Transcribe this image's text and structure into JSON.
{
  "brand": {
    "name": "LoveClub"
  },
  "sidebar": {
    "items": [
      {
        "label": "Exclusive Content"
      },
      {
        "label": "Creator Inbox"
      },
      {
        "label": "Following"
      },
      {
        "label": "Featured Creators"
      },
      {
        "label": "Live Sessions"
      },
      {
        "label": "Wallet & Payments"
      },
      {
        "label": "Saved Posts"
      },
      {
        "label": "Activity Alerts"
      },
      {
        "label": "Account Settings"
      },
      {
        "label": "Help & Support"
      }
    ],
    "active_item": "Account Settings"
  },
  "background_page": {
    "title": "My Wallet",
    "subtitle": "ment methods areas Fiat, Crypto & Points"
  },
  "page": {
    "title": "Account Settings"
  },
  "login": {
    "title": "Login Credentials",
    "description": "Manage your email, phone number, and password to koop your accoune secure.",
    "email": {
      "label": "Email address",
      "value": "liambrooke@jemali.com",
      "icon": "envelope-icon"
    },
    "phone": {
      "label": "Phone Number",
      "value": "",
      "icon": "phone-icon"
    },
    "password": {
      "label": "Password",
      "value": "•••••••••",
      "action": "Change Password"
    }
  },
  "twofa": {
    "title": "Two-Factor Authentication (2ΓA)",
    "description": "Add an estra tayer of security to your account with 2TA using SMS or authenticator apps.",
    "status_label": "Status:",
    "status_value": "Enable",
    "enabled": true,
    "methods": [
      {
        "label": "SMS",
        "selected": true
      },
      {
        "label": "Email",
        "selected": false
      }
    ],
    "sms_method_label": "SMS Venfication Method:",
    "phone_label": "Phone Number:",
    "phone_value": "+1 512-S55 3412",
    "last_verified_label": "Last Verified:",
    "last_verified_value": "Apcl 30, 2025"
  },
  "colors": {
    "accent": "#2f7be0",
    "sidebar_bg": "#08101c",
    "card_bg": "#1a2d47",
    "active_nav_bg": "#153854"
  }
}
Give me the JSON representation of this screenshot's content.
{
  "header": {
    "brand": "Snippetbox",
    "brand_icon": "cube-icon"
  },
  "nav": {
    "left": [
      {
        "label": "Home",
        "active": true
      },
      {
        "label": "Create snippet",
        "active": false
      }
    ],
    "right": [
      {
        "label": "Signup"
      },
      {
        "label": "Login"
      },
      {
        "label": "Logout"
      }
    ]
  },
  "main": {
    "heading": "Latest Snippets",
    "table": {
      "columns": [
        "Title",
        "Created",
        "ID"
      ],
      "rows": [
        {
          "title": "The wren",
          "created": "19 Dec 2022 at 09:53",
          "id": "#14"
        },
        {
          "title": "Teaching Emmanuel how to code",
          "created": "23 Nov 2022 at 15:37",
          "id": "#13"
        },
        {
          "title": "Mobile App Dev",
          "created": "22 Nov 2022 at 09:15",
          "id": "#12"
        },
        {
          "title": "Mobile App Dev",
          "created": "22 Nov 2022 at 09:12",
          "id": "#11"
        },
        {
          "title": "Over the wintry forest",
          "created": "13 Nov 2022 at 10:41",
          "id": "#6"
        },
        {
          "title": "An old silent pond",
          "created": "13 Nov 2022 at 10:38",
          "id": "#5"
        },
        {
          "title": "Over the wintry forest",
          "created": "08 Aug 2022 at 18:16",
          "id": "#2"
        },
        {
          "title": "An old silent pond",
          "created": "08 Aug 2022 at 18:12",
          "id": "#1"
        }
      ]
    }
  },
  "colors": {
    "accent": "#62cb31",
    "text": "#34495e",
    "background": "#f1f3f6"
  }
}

##########

**Stated problem**
Output the listing above without altering a single character.

**Complete output**
Transcribe this image's text and structure into JSON.
{
  "brand": {
    "name": "LoveClub"
  },
  "sidebar": {
    "items": [
      {
        "label": "Exclusive Content"
      },
      {
        "label": "Creator Inbox"
      },
      {
        "label": "Following"
      },
      {
        "label": "Featured Creators"
      },
      {
        "label": "Live Sessions"
      },
      {
        "label": "Wallet & Payments"
      },
      {
        "label": "Saved Posts"
      },
      {
        "label": "Activity Alerts"
      },
      {
        "label": "Account Settings"
      },
      {
        "label": "Help & Support"
      }
    ],
    "active_item": "Account Settings"
  },
  "background_page": {
    "title": "My Wallet",
    "subtitle": "ment methods areas Fiat, Crypto & Points"
  },
  "page": {
    "title": "Account Settings"
  },
  "login": {
    "title": "Login Credentials",
    "description": "Manage your email, phone number, and password to koop your accoune secure.",
    "email": {
      "label": "Email address",
      "value": "liambrooke@jemali.com",
      "icon": "envelope-icon"
    },
    "phone": {
      "label": "Phone Number",
      "value": "",
      "icon": "phone-icon"
    },
    "password": {
      "label": "Password",
      "value": "•••••••••",
      "action": "Change Password"
    }
  },
  "twofa": {
    "title": "Two-Factor Authentication (2ΓA)",
    "description": "Add an estra tayer of security to your account with 2TA using SMS or authenticator apps.",
    "status_label": "Status:",
    "status_value": "Enable",
    "enabled": true,
    "methods": [
      {
        "label": "SMS",
        "selected": true
      },
      {
        "label": "Email",
        "selected": false
      }
    ],
    "sms_method_label": "SMS Venfication Method:",
    "phone_label": "Phone Number:",
    "phone_value": "+1 512-S55 3412",
    "last_verified_label": "Last Verified:",
    "last_verified_value": "Apcl 30, 2025"
  },
  "colors": {
    "accent": "#2f7be0",
    "sidebar_bg": "#08101c",
    "card_bg": "#1a2d47",
    "active_nav_bg": "#153854"
  }
}
Give me the JSON representation of this screenshot's content.
{
  "header": {
    "brand": "Snippetbox",
    "brand_icon": "cube-icon"
  },
  "nav": {
    "left": [
      {
        "label": "Home",
        "active": true
      },
      {
        "label": "Create snippet",
        "active": false
      }
    ],
    "right": [
      {
        "label": "Signup"
      },
      {
        "label": "Login"
      },
      {
        "label": "Logout"
      }
    ]
  },
  "main": {
    "heading": "Latest Snippets",
    "table": {
      "columns": [
        "Title",
        "Created",
        "ID"
      ],
      "rows": [
        {
          "title": "The wren",
          "created": "19 Dec 2022 at 09:53",
          "id": "#14"
        },
        {
          "title": "Teaching Emmanuel how to code",
          "created": "23 Nov 2022 at 15:37",
          "id": "#13"
        },
        {
          "title": "Mobile App Dev",
          "created": "22 Nov 2022 at 09:15",
          "id": "#12"
        },
        {
          "title": "Mobile App Dev",
          "created": "22 Nov 2022 at 09:12",
          "id": "#11"
        },
        {
          "title": "Over the wintry forest",
          "created": "13 Nov 2022 at 10:41",
          "id": "#6"
        },
        {
          "title": "An old silent pond",
          "created": "13 Nov 2022 at 10:38",
          "id": "#5"
        },
        {
          "title": "Over the wintry forest",
          "created": "08 Aug 2022 at 18:16",
          "id": "#2"
        },
        {
          "title": "An old silent pond",
          "created": "08 Aug 2022 at 18:12",
          "id": "#1"
        }
      ]
    }
  },
  "colors": {
    "accent": "#62cb31",
    "text": "#34495e",
    "background": "#f1f3f6"
  }
}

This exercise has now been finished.